TASK: What follows is a listing; restate every line of it word for word.

MATERIALS PROVIDED:
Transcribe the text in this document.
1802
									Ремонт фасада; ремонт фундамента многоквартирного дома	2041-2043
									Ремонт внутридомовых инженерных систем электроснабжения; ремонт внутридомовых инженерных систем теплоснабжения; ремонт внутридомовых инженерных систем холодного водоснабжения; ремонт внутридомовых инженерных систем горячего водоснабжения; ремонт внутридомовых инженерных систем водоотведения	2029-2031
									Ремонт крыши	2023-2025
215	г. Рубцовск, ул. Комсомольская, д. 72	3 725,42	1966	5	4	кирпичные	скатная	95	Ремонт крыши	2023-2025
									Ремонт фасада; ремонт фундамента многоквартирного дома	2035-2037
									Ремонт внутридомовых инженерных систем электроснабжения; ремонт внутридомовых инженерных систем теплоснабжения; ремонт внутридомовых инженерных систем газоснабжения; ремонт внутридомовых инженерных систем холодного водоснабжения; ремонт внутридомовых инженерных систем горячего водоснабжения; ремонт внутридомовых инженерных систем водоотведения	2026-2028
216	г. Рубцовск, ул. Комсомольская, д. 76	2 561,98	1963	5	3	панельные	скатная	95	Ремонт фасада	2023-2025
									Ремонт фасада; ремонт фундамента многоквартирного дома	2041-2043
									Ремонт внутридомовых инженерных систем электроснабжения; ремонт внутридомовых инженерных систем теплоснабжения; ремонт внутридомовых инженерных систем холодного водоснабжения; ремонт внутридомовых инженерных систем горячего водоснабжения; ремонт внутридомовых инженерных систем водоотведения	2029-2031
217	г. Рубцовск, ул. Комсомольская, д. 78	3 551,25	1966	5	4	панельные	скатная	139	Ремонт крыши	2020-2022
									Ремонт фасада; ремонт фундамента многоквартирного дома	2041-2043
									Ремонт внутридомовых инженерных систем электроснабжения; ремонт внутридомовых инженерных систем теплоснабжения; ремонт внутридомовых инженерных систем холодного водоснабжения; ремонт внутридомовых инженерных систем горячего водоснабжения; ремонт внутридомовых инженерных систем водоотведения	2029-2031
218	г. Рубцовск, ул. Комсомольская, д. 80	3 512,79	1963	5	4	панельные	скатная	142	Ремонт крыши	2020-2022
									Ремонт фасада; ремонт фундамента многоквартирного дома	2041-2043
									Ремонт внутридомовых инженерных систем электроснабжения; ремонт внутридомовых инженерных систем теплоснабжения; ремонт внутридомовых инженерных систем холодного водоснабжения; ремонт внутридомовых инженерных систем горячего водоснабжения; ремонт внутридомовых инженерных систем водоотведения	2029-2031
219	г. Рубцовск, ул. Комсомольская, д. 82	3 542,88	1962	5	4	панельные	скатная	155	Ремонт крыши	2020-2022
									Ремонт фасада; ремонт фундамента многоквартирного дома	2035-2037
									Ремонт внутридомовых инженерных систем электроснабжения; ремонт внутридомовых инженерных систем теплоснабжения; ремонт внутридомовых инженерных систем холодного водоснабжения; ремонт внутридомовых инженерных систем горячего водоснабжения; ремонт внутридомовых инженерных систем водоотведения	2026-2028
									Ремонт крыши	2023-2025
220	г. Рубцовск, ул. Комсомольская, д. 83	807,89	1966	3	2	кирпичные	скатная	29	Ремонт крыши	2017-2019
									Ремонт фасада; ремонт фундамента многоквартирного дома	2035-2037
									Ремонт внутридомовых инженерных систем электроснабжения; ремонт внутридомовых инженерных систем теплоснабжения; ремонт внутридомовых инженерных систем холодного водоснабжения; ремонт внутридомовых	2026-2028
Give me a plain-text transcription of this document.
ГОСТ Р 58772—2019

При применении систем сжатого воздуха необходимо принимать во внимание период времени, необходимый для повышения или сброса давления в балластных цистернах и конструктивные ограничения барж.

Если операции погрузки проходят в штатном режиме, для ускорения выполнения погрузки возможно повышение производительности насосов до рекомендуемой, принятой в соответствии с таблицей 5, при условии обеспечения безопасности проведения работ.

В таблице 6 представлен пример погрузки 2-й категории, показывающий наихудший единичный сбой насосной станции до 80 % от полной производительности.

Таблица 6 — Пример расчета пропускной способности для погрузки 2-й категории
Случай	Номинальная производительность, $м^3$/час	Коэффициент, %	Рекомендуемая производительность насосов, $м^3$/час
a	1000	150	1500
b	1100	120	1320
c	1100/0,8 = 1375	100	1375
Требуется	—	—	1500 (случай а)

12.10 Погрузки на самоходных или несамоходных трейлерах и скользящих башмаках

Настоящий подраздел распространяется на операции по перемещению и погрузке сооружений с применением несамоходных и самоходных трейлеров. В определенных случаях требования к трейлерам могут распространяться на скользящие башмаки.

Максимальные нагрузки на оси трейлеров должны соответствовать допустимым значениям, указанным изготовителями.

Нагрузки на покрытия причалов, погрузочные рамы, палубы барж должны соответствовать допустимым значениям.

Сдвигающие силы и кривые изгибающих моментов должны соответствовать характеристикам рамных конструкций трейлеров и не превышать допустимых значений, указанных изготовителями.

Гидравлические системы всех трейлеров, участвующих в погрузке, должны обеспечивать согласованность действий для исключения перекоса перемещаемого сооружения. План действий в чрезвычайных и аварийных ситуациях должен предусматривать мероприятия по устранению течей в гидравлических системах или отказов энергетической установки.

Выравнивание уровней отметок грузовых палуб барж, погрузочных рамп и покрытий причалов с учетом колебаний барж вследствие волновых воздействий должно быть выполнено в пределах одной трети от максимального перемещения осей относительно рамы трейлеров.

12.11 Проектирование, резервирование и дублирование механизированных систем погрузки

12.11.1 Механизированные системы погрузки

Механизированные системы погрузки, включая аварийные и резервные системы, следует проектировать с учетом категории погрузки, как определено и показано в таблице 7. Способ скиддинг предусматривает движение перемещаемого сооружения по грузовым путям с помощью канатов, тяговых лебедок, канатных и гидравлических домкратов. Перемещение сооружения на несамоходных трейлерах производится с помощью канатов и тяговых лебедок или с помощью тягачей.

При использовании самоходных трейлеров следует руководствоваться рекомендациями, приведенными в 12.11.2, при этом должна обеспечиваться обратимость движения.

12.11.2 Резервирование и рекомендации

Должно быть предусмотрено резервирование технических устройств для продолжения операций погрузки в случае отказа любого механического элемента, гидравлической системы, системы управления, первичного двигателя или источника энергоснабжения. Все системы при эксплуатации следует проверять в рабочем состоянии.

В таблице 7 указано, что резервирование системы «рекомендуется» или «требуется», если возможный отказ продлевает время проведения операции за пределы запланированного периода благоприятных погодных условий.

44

EXERCISE ANSWER:
Transcribe the text in this document.
1802
									Ремонт фасада; ремонт фундамента многоквартирного дома	2041-2043
									Ремонт внутридомовых инженерных систем электроснабжения; ремонт внутридомовых инженерных систем теплоснабжения; ремонт внутридомовых инженерных систем холодного водоснабжения; ремонт внутридомовых инженерных систем горячего водоснабжения; ремонт внутридомовых инженерных систем водоотведения	2029-2031
									Ремонт крыши	2023-2025
215	г. Рубцовск, ул. Комсомольская, д. 72	3 725,42	1966	5	4	кирпичные	скатная	95	Ремонт крыши	2023-2025
									Ремонт фасада; ремонт фундамента многоквартирного дома	2035-2037
									Ремонт внутридомовых инженерных систем электроснабжения; ремонт внутридомовых инженерных систем теплоснабжения; ремонт внутридомовых инженерных систем газоснабжения; ремонт внутридомовых инженерных систем холодного водоснабжения; ремонт внутридомовых инженерных систем горячего водоснабжения; ремонт внутридомовых инженерных систем водоотведения	2026-2028
216	г. Рубцовск, ул. Комсомольская, д. 76	2 561,98	1963	5	3	панельные	скатная	95	Ремонт фасада	2023-2025
									Ремонт фасада; ремонт фундамента многоквартирного дома	2041-2043
									Ремонт внутридомовых инженерных систем электроснабжения; ремонт внутридомовых инженерных систем теплоснабжения; ремонт внутридомовых инженерных систем холодного водоснабжения; ремонт внутридомовых инженерных систем горячего водоснабжения; ремонт внутридомовых инженерных систем водоотведения	2029-2031
217	г. Рубцовск, ул. Комсомольская, д. 78	3 551,25	1966	5	4	панельные	скатная	139	Ремонт крыши	2020-2022
									Ремонт фасада; ремонт фундамента многоквартирного дома	2041-2043
									Ремонт внутридомовых инженерных систем электроснабжения; ремонт внутридомовых инженерных систем теплоснабжения; ремонт внутридомовых инженерных систем холодного водоснабжения; ремонт внутридомовых инженерных систем горячего водоснабжения; ремонт внутридомовых инженерных систем водоотведения	2029-2031
218	г. Рубцовск, ул. Комсомольская, д. 80	3 512,79	1963	5	4	панельные	скатная	142	Ремонт крыши	2020-2022
									Ремонт фасада; ремонт фундамента многоквартирного дома	2041-2043
									Ремонт внутридомовых инженерных систем электроснабжения; ремонт внутридомовых инженерных систем теплоснабжения; ремонт внутридомовых инженерных систем холодного водоснабжения; ремонт внутридомовых инженерных систем горячего водоснабжения; ремонт внутридомовых инженерных систем водоотведения	2029-2031
219	г. Рубцовск, ул. Комсомольская, д. 82	3 542,88	1962	5	4	панельные	скатная	155	Ремонт крыши	2020-2022
									Ремонт фасада; ремонт фундамента многоквартирного дома	2035-2037
									Ремонт внутридомовых инженерных систем электроснабжения; ремонт внутридомовых инженерных систем теплоснабжения; ремонт внутридомовых инженерных систем холодного водоснабжения; ремонт внутридомовых инженерных систем горячего водоснабжения; ремонт внутридомовых инженерных систем водоотведения	2026-2028
									Ремонт крыши	2023-2025
220	г. Рубцовск, ул. Комсомольская, д. 83	807,89	1966	3	2	кирпичные	скатная	29	Ремонт крыши	2017-2019
									Ремонт фасада; ремонт фундамента многоквартирного дома	2035-2037
									Ремонт внутридомовых инженерных систем электроснабжения; ремонт внутридомовых инженерных систем теплоснабжения; ремонт внутридомовых инженерных систем холодного водоснабжения; ремонт внутридомовых	2026-2028
Give me a plain-text transcription of this document.
ГОСТ Р 58772—2019

При применении систем сжатого воздуха необходимо принимать во внимание период времени, необходимый для повышения или сброса давления в балластных цистернах и конструктивные ограничения барж.

Если операции погрузки проходят в штатном режиме, для ускорения выполнения погрузки возможно повышение производительности насосов до рекомендуемой, принятой в соответствии с таблицей 5, при условии обеспечения безопасности проведения работ.

В таблице 6 представлен пример погрузки 2-й категории, показывающий наихудший единичный сбой насосной станции до 80 % от полной производительности.

Таблица 6 — Пример расчета пропускной способности для погрузки 2-й категории
Случай	Номинальная производительность, $м^3$/час	Коэффициент, %	Рекомендуемая производительность насосов, $м^3$/час
a	1000	150	1500
b	1100	120	1320
c	1100/0,8 = 1375	100	1375
Требуется	—	—	1500 (случай а)

12.10 Погрузки на самоходных или несамоходных трейлерах и скользящих башмаках

Настоящий подраздел распространяется на операции по перемещению и погрузке сооружений с применением несамоходных и самоходных трейлеров. В определенных случаях требования к трейлерам могут распространяться на скользящие башмаки.

Максимальные нагрузки на оси трейлеров должны соответствовать допустимым значениям, указанным изготовителями.

Нагрузки на покрытия причалов, погрузочные рамы, палубы барж должны соответствовать допустимым значениям.

Сдвигающие силы и кривые изгибающих моментов должны соответствовать характеристикам рамных конструкций трейлеров и не превышать допустимых значений, указанных изготовителями.

Гидравлические системы всех трейлеров, участвующих в погрузке, должны обеспечивать согласованность действий для исключения перекоса перемещаемого сооружения. План действий в чрезвычайных и аварийных ситуациях должен предусматривать мероприятия по устранению течей в гидравлических системах или отказов энергетической установки.

Выравнивание уровней отметок грузовых палуб барж, погрузочных рамп и покрытий причалов с учетом колебаний барж вследствие волновых воздействий должно быть выполнено в пределах одной трети от максимального перемещения осей относительно рамы трейлеров.

12.11 Проектирование, резервирование и дублирование механизированных систем погрузки

12.11.1 Механизированные системы погрузки

Механизированные системы погрузки, включая аварийные и резервные системы, следует проектировать с учетом категории погрузки, как определено и показано в таблице 7. Способ скиддинг предусматривает движение перемещаемого сооружения по грузовым путям с помощью канатов, тяговых лебедок, канатных и гидравлических домкратов. Перемещение сооружения на несамоходных трейлерах производится с помощью канатов и тяговых лебедок или с помощью тягачей.

При использовании самоходных трейлеров следует руководствоваться рекомендациями, приведенными в 12.11.2, при этом должна обеспечиваться обратимость движения.

12.11.2 Резервирование и рекомендации

Должно быть предусмотрено резервирование технических устройств для продолжения операций погрузки в случае отказа любого механического элемента, гидравлической системы, системы управления, первичного двигателя или источника энергоснабжения. Все системы при эксплуатации следует проверять в рабочем состоянии.

В таблице 7 указано, что резервирование системы «рекомендуется» или «требуется», если возможный отказ продлевает время проведения операции за пределы запланированного периода благоприятных погодных условий.

44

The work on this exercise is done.